___ Recorded data ___

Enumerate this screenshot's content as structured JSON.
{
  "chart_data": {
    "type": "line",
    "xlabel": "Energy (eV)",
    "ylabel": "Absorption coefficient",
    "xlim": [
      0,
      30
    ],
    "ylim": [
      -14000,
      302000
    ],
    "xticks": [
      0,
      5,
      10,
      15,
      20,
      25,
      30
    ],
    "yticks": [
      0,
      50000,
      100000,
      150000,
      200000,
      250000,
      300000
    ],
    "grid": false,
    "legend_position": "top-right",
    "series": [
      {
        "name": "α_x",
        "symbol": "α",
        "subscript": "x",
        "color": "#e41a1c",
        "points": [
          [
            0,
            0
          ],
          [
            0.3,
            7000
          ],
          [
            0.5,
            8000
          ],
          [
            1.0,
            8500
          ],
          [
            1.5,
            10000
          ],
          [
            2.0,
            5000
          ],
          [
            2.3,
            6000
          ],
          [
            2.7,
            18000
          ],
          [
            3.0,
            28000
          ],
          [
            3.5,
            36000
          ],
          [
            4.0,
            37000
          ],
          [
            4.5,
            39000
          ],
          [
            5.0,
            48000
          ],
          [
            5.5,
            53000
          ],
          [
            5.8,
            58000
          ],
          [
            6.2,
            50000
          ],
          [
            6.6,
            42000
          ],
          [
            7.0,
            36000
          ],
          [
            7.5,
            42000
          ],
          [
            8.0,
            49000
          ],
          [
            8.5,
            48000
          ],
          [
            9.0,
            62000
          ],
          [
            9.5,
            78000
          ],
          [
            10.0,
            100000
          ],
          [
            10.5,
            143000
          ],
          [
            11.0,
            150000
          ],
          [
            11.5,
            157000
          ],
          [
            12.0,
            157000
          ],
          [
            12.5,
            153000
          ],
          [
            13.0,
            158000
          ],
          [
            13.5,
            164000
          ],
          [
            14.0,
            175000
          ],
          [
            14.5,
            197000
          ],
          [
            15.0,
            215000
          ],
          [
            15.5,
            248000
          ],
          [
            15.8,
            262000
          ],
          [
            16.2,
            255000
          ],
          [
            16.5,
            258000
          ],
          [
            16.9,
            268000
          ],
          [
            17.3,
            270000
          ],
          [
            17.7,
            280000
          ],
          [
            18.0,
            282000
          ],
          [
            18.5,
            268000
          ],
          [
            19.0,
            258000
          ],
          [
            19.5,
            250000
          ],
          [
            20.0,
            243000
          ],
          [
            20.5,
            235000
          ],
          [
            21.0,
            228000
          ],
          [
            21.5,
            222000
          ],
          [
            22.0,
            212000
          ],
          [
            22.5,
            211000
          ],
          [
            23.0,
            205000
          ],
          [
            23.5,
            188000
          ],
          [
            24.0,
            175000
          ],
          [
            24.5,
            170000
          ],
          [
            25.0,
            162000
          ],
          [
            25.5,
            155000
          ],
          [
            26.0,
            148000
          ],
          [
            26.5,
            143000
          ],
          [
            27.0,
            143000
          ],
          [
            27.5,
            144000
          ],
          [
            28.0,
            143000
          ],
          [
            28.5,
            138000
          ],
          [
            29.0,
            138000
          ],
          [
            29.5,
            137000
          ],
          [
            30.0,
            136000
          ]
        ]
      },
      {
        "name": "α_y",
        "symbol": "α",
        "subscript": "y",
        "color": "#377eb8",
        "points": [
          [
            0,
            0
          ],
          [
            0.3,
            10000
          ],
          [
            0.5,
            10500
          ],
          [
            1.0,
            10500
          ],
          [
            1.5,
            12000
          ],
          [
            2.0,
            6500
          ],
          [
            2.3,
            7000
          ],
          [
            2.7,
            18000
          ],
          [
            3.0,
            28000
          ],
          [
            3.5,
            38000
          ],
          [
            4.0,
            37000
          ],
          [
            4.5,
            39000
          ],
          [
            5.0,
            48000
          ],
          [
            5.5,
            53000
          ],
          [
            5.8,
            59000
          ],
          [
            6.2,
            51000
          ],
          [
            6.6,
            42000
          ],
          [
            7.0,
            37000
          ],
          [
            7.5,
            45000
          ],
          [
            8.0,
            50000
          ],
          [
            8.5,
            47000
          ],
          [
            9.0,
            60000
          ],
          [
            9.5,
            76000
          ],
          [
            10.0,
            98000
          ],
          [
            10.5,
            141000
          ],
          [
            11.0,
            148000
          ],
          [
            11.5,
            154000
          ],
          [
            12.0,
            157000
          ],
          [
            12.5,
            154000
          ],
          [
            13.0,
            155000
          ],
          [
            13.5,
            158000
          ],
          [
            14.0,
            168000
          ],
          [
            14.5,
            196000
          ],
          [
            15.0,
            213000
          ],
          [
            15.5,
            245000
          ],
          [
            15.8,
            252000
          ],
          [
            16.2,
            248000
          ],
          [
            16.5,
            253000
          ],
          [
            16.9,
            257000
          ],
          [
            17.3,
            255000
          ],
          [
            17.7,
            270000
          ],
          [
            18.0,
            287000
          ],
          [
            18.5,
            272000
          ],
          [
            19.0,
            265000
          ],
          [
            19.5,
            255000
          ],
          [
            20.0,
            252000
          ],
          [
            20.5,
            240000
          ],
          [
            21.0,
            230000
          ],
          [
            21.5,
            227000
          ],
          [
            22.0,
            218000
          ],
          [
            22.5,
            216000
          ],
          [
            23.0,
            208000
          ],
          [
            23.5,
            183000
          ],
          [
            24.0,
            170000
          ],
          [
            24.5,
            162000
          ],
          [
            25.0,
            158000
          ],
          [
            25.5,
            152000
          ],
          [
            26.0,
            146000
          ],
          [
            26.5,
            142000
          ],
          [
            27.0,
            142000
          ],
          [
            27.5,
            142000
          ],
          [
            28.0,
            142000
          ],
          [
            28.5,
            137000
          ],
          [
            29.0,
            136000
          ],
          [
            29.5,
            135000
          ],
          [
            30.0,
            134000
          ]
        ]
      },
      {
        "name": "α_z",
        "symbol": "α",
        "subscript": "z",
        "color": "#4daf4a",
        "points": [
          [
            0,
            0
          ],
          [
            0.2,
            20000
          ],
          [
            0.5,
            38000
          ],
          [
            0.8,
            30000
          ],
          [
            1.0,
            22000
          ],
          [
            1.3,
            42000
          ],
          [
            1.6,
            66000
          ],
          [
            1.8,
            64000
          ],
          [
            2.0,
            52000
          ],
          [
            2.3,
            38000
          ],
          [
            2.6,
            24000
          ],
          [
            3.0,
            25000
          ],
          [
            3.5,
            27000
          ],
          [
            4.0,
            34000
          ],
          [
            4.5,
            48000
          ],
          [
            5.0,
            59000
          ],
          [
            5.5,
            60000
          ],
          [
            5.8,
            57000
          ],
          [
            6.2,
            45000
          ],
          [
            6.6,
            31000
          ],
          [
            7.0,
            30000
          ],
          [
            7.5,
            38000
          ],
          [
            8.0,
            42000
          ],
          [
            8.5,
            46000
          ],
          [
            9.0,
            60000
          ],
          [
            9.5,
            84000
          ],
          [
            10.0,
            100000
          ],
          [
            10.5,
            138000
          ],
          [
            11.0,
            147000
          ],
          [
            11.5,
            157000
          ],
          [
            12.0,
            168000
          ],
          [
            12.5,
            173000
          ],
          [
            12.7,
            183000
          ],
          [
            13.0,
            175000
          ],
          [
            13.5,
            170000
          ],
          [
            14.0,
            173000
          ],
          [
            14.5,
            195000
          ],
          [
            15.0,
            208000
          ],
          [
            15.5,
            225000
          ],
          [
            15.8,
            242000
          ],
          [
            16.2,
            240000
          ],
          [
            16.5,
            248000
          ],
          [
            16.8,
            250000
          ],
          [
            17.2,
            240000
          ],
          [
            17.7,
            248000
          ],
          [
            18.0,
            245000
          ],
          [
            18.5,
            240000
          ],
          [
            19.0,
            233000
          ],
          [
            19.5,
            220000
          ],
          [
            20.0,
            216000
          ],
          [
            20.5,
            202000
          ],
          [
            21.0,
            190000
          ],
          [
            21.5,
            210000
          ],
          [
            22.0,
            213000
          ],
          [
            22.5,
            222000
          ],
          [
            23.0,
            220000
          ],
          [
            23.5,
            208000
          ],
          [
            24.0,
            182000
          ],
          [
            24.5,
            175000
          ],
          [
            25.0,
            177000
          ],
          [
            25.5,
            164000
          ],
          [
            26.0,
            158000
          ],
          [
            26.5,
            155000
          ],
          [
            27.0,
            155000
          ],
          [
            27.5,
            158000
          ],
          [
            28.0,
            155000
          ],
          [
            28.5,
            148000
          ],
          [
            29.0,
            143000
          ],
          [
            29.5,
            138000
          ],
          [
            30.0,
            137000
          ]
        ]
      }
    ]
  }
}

___

▶ Stated goal
Provide the number of lines in the entries that include "color", and no other text.

▶ Answer for the task
3